RECORD LIST
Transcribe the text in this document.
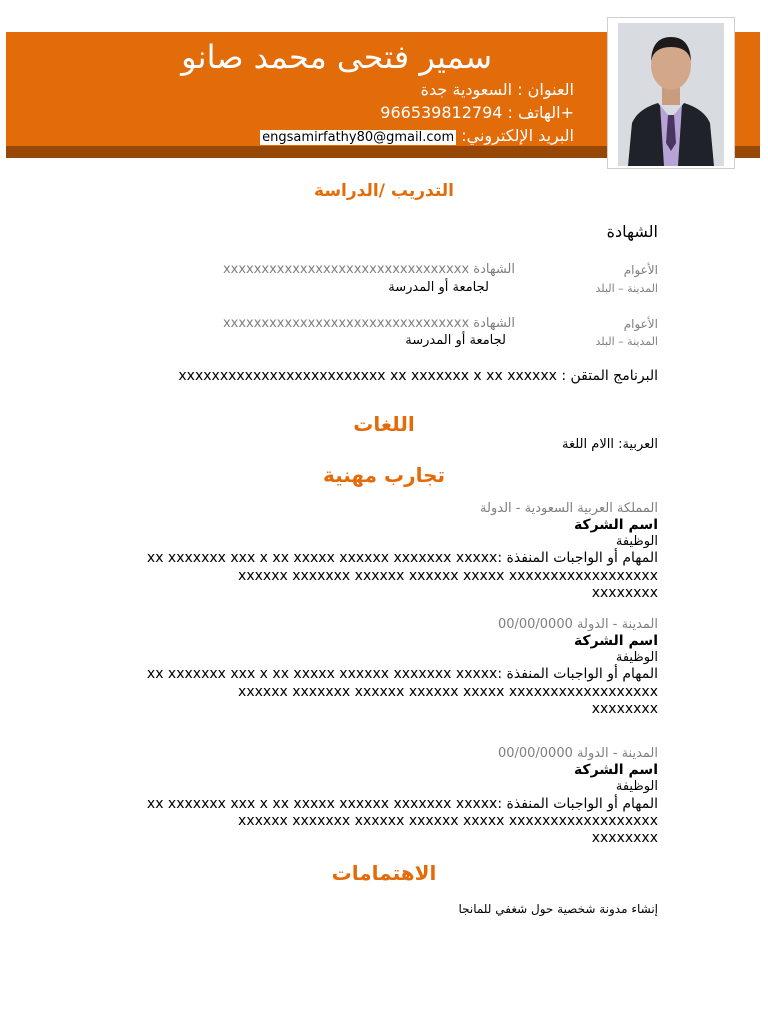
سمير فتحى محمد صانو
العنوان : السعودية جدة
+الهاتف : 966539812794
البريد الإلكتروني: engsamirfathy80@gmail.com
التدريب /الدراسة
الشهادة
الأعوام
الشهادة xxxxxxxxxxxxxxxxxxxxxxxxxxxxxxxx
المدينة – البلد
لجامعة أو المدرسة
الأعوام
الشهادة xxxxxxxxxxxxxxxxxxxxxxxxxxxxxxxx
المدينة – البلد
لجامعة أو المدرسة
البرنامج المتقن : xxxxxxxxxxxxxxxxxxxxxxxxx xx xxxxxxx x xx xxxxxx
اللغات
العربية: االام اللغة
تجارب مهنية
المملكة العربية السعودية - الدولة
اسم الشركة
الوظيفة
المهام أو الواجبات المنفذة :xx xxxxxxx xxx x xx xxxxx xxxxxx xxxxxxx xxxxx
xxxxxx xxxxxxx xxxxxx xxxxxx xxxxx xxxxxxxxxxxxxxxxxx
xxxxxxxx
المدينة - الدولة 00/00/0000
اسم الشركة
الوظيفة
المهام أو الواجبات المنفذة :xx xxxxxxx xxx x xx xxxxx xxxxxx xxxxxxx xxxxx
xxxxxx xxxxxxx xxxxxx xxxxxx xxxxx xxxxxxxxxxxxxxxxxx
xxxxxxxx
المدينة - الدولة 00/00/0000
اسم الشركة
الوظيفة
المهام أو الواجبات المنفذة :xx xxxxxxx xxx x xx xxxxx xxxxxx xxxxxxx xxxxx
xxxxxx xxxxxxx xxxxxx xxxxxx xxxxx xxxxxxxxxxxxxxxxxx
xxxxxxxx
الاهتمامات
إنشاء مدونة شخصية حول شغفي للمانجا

EXERCISE
For the listing above, give the number of lines in which the string "العربية" occurs, and nothing else.

ANSWER TO THE TASK
2